## REQUIREMENTS:
The entries that follow should be written out exactly.

(A run of records)
──────
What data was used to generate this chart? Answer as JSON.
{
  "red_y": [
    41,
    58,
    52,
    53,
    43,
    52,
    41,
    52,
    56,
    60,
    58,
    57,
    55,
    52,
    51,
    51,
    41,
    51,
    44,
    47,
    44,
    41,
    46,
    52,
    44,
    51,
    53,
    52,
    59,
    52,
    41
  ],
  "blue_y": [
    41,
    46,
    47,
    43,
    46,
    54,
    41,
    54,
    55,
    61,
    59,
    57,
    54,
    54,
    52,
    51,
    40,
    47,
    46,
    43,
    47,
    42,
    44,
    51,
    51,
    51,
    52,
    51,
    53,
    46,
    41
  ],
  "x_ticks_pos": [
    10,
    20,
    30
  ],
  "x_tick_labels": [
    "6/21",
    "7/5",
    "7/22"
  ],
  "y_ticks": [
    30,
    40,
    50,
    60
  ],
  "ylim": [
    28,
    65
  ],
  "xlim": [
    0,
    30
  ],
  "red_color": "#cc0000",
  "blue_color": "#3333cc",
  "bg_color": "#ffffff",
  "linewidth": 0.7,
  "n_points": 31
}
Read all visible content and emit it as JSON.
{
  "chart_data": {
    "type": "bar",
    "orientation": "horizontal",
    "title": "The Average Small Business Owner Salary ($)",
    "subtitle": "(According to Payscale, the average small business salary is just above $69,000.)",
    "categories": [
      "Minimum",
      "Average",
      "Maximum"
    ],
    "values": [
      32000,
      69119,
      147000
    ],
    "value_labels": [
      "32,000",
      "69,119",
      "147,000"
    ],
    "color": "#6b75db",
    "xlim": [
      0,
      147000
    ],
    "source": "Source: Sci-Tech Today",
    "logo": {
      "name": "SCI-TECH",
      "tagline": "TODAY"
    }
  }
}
──────
## OUTPUT FOR THIS EXERCISE:
What data was used to generate this chart? Answer as JSON.
{
  "red_y": [
    41,
    58,
    52,
    53,
    43,
    52,
    41,
    52,
    56,
    60,
    58,
    57,
    55,
    52,
    51,
    51,
    41,
    51,
    44,
    47,
    44,
    41,
    46,
    52,
    44,
    51,
    53,
    52,
    59,
    52,
    41
  ],
  "blue_y": [
    41,
    46,
    47,
    43,
    46,
    54,
    41,
    54,
    55,
    61,
    59,
    57,
    54,
    54,
    52,
    51,
    40,
    47,
    46,
    43,
    47,
    42,
    44,
    51,
    51,
    51,
    52,
    51,
    53,
    46,
    41
  ],
  "x_ticks_pos": [
    10,
    20,
    30
  ],
  "x_tick_labels": [
    "6/21",
    "7/5",
    "7/22"
  ],
  "y_ticks": [
    30,
    40,
    50,
    60
  ],
  "ylim": [
    28,
    65
  ],
  "xlim": [
    0,
    30
  ],
  "red_color": "#cc0000",
  "blue_color": "#3333cc",
  "bg_color": "#ffffff",
  "linewidth": 0.7,
  "n_points": 31
}
Read all visible content and emit it as JSON.
{
  "chart_data": {
    "type": "bar",
    "orientation": "horizontal",
    "title": "The Average Small Business Owner Salary ($)",
    "subtitle": "(According to Payscale, the average small business salary is just above $69,000.)",
    "categories": [
      "Minimum",
      "Average",
      "Maximum"
    ],
    "values": [
      32000,
      69119,
      147000
    ],
    "value_labels": [
      "32,000",
      "69,119",
      "147,000"
    ],
    "color": "#6b75db",
    "xlim": [
      0,
      147000
    ],
    "source": "Source: Sci-Tech Today",
    "logo": {
      "name": "SCI-TECH",
      "tagline": "TODAY"
    }
  }
}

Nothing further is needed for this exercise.